[Document section]
--------------------------------------------------
Find the Intersection of Two Unsorted Arrays

EnjoyAlgorithms Blog Cover Image

Difficulty: Medium, Asked-In: Google, Facebook

Key takeaway: An excellent problem to learn time complexity optimization using various approaches. The two-pointer and hash table solutions are intuitive and worth exploring.

Let’s understand the problem!

Given two integer arrays X[] and Y [] of size m and n, respectively, write a program to find the intersection of these two arrays.

  • The intersection of two arrays is a list of distinct numbers which are present in both arrays.
  • The values in the intersection can be in any order.
  • Suppose m > n and elements in both arrays are distinct.

Examples

Input: X[] = [1, 4, 3, 2, 5, 8, 9], Y[] = [6, 3, 2, 7, 5]

Output: [3, 2, 5]

Input: X[] = [3, 4, 6, 7, 10, 12, 5], Y[] = [7, 11, 18, 15, 12]

Output: [7, 12]

Discussed solution approaches

  • A brute force approach  using two nested loops
  • A solution approach using sorting and binary search
  • A solution Approach using sorting and two pointers
  • An efficient approach  using a hash table

A brute force approach  using two nested loops

Solution Idea

A basic idea would be to pick each element in X[] and search linearly in Y[]. We add an element to the output list if it is common to both X[] and Y[]. To implement this:

  • We run two nested loops: outer loop from i = 0 to n - 1 to pick each element X[i] from X[] and inner loop from j = 0 to n - 1 to search X[i] linearly in Y[].
  • Whenever we found an element common to both X[] and Y[] i.e. X[i] == Y[j], we add it to the output list result[].
  • By the end of nested loops, we return the output list result[].

Solution Pseudocode

vector<int> findIntersection(int X[], int Y[], int m, int n)
{
    vector<int> result
    for (int i = 0; i < m; i = i + 1)
    {
        for (int j = 0; j < n; j = j + 1)
        {
            if (X[i] == Y[j])
            {
                result.add(X[i])
--------------------------------------------------
[Given exercise A]
According to the array intersection article, which companies have asked this problem?
[Given exercise B]
Resume the array intersection article from the last line shown and carry it forward.

[Provided material]
--------------------------------------------------
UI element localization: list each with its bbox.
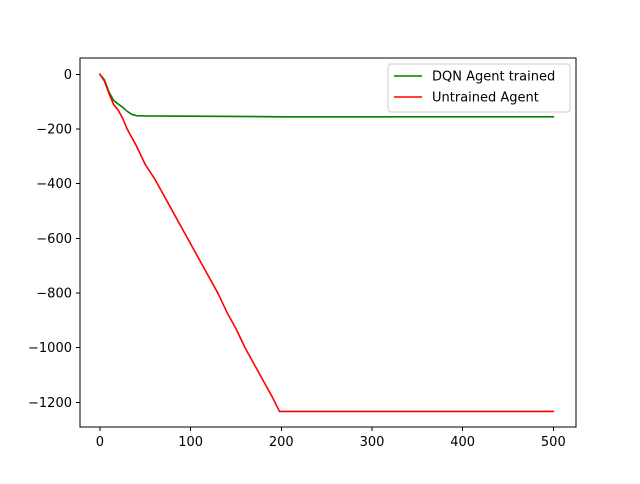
--------------------------------------------------
[Result A]
Google and Facebook.

[Result B]
                break
            }    
        }
    }
    return result
}

Solution Analysis

  • We are running two nested loops, so the time complexity = O(m*n).
  • Space complexity = O(1)

A solution approach using sorting and binary search

Solution Idea

The critical question is: how can we improve the time complexity of the above approach? Searching is an essential operation in the above code. So, can we think to improve the efficiency of searching an element X[i] in Y[]?

One idea is simple: if we sort the array Y[], we can search each element of X[] using binary search. This could help to improve the time complexity because binary search takes O(logn) time.

Solution Steps

  • We declare an output list result[] to store the common elements.
  • Now we sort array Y[] in increasing order. We can use effcient sorting algorithms like heap sort or quick sort to sort the array in O(nlogn) time.
  • We run a loop from i = 0 to n - 1 and search each element X[i] in the sorted array Y[] using binary search.
  • Whenever we found an element common to both X[] and Y[] i.e. X[i] == Y[j], we add it to the output list result[].
  • By the end of the loop, we return the output list result[] as an output.

Solution Pseudocode

vector<int> findIntersection(int X[], int Y[], int m, int n)
{
    vector<int> result
    heapSort(Y, n)
    for (int i = 0; i < m; i = i + 1)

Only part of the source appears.